Given request -> In the data below, locate each line with the word "meaning" and list it.

Lines of data:
•••
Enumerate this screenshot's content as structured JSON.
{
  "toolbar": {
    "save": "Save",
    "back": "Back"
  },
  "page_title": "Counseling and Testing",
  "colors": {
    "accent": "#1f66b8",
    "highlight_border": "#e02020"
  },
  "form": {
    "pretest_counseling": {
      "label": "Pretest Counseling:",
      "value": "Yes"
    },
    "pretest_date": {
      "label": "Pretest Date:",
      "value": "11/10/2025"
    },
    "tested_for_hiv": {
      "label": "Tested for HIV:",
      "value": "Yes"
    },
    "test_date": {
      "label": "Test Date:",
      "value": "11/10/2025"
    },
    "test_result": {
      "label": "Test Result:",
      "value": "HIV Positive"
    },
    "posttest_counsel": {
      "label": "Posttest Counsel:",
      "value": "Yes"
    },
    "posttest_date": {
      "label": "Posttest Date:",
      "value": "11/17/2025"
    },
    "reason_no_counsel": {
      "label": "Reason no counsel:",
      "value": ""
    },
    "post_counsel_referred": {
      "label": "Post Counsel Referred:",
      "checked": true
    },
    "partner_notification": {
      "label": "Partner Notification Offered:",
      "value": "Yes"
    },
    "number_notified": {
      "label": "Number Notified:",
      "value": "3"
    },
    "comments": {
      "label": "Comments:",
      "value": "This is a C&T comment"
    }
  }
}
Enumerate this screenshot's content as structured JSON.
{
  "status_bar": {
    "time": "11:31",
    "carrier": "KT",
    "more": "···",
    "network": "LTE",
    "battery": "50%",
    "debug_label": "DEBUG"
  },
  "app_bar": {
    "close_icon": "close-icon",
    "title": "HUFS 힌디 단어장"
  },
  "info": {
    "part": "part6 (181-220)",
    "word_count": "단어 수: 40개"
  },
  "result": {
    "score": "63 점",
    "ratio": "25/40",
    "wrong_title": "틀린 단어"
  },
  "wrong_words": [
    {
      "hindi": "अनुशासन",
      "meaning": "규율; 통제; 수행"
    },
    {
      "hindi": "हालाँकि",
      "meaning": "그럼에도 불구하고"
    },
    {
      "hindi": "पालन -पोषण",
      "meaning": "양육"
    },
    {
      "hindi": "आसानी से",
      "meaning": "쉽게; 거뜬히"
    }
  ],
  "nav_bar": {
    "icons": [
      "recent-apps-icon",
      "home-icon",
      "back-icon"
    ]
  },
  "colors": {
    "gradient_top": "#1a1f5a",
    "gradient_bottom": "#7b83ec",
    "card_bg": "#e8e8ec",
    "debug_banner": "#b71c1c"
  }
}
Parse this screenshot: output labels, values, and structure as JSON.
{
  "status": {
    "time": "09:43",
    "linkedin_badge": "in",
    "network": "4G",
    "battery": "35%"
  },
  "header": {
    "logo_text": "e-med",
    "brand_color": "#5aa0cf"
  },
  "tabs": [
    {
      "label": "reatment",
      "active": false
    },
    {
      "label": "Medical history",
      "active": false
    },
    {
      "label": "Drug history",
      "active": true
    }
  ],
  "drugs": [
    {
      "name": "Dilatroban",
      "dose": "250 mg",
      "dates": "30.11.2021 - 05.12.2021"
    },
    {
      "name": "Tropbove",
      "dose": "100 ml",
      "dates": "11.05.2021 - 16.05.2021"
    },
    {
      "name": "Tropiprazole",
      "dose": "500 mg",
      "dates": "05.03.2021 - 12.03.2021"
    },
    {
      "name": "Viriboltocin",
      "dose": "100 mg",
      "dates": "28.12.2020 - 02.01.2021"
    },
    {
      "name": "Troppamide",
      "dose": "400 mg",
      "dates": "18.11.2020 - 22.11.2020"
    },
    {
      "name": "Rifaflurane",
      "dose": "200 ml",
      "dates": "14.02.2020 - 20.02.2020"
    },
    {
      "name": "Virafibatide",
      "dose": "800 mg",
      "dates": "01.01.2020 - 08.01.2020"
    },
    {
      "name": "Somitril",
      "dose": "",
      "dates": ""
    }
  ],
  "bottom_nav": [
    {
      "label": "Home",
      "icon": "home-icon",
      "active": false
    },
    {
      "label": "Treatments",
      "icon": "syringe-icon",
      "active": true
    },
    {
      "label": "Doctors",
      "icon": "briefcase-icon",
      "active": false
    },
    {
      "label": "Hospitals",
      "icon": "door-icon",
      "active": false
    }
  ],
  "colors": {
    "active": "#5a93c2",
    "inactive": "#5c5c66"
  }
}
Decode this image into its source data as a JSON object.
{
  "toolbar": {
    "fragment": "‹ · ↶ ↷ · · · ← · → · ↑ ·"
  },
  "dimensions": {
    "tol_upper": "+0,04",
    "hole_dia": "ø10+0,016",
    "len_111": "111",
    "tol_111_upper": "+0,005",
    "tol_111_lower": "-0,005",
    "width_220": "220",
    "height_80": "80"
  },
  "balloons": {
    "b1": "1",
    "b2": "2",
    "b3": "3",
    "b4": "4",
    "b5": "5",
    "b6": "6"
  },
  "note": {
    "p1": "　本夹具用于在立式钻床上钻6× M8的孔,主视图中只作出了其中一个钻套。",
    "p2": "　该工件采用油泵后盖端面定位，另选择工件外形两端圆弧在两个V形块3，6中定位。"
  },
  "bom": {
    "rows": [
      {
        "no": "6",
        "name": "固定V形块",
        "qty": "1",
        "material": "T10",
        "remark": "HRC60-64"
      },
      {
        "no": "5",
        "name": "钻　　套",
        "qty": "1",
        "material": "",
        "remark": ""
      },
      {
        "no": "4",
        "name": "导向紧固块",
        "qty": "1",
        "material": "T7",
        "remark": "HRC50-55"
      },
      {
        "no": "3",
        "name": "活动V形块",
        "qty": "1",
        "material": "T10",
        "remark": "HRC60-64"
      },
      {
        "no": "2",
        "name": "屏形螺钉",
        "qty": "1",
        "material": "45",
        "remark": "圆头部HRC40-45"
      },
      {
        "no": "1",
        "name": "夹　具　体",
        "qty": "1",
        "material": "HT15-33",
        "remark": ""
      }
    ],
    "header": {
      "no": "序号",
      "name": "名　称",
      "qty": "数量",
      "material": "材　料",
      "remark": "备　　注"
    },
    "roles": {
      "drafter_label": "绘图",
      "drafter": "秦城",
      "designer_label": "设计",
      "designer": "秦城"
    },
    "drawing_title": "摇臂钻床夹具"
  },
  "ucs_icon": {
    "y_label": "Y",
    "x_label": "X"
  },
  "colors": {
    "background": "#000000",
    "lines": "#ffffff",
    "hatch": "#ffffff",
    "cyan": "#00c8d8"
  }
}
•••
The completed task ->
      "meaning": "규율; 통제; 수행"
      "meaning": "그럼에도 불구하고"
      "meaning": "양육"
      "meaning": "쉽게; 거뜬히"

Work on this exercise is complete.